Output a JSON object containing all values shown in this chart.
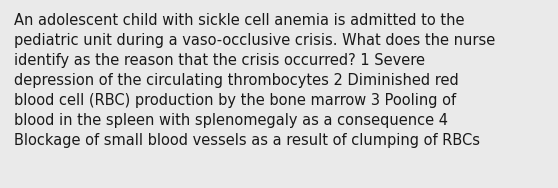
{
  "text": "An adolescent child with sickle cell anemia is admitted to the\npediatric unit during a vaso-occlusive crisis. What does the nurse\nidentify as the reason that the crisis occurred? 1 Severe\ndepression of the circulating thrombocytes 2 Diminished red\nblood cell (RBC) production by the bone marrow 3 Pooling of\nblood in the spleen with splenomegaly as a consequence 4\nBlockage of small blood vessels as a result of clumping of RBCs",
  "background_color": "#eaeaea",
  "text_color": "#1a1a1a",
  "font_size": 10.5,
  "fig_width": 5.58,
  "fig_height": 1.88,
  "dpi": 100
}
---
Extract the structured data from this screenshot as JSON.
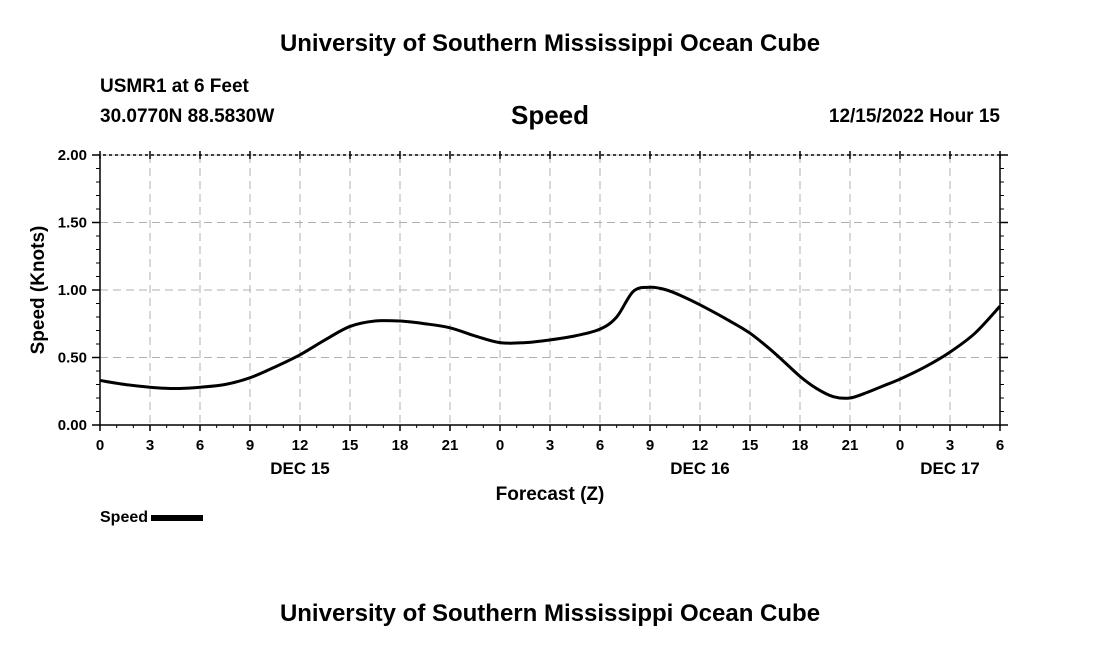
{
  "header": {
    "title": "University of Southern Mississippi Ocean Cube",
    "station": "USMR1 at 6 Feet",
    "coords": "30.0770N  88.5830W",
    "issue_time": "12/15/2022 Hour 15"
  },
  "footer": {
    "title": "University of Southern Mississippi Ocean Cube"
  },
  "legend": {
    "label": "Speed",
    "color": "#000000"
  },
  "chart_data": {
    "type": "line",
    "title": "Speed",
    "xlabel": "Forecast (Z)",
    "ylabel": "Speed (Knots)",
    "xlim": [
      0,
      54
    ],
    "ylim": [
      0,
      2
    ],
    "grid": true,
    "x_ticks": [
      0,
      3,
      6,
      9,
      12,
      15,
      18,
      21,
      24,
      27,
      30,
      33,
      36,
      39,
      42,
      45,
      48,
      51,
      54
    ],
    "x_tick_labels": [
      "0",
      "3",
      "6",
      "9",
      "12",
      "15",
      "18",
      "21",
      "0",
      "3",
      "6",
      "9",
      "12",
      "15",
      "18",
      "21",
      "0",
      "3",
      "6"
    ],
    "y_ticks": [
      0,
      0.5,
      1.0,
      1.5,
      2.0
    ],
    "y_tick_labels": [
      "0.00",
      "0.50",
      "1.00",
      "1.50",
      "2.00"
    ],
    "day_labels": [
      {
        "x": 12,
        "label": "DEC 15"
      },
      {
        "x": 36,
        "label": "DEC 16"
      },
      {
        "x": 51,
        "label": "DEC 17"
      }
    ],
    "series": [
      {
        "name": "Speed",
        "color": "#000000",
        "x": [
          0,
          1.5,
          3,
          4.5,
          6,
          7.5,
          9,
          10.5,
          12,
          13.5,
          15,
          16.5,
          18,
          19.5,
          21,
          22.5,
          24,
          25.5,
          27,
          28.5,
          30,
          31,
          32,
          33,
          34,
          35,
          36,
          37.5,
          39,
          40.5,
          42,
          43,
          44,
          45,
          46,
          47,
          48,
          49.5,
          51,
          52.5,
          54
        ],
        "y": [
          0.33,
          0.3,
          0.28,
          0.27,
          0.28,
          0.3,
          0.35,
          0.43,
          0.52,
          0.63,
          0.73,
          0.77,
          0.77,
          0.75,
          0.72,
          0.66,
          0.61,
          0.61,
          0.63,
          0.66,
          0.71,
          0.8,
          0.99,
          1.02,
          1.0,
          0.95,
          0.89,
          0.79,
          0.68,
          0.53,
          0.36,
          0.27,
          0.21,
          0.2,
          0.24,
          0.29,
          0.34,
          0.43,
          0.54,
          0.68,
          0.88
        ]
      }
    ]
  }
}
* * *
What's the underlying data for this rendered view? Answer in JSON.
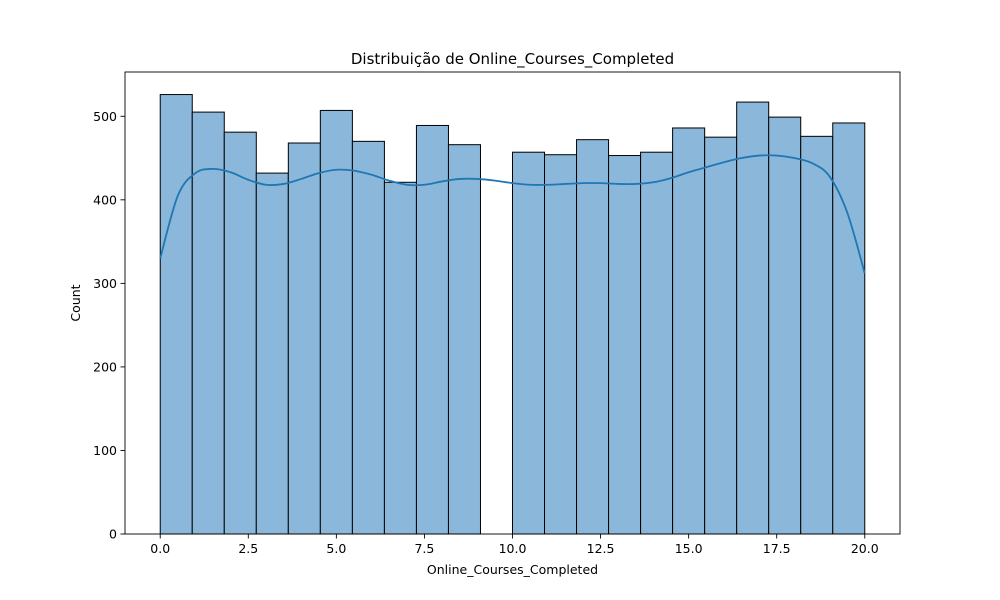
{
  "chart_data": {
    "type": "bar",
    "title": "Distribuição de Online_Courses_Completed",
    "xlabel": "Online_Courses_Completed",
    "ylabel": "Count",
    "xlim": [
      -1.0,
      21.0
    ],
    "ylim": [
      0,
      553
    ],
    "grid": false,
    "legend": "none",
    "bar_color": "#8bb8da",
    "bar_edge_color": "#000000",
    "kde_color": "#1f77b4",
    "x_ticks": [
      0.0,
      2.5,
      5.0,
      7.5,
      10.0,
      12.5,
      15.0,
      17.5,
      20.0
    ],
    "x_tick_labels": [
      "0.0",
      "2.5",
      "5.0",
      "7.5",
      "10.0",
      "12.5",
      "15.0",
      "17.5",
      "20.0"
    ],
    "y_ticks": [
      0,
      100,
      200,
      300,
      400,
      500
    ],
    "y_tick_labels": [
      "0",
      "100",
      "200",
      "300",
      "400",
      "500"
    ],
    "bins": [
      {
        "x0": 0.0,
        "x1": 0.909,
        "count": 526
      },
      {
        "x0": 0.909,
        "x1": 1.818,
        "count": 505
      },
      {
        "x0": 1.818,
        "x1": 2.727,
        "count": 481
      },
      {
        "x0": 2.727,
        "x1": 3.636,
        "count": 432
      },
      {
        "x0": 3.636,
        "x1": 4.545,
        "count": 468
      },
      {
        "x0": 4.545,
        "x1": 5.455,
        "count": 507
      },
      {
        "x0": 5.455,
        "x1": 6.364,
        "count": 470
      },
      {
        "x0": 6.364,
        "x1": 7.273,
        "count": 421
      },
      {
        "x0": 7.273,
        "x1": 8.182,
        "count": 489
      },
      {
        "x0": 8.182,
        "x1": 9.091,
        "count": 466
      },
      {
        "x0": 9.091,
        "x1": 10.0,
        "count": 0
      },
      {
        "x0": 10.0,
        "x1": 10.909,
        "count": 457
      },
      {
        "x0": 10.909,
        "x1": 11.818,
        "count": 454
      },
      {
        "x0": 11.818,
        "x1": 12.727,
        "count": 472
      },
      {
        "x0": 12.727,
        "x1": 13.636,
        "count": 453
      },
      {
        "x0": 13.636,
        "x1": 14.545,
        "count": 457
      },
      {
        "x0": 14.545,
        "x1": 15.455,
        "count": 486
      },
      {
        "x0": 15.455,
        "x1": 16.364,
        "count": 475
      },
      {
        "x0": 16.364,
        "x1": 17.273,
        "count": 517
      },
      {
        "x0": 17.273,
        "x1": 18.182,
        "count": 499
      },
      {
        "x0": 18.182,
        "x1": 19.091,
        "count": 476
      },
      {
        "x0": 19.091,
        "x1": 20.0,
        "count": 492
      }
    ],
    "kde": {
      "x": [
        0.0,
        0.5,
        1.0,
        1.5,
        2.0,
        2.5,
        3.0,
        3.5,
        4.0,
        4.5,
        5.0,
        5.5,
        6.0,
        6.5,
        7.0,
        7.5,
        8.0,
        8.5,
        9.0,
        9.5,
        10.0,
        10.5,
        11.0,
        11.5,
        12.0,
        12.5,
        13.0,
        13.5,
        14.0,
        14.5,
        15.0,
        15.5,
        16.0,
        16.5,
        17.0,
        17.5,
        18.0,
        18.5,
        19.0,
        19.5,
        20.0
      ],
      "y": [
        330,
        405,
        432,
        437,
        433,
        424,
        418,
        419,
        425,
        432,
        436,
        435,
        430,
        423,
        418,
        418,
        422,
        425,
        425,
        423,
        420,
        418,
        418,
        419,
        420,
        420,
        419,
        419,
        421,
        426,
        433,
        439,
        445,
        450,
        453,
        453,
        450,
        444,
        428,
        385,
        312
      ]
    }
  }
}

Task requirements
Search the entries for the word "University" and copy every line that has it.

Completed task
    "title": "University of Southern Mississippi Ocean Cube",
    "title": "University of Southern Mississippi Ocean Cube"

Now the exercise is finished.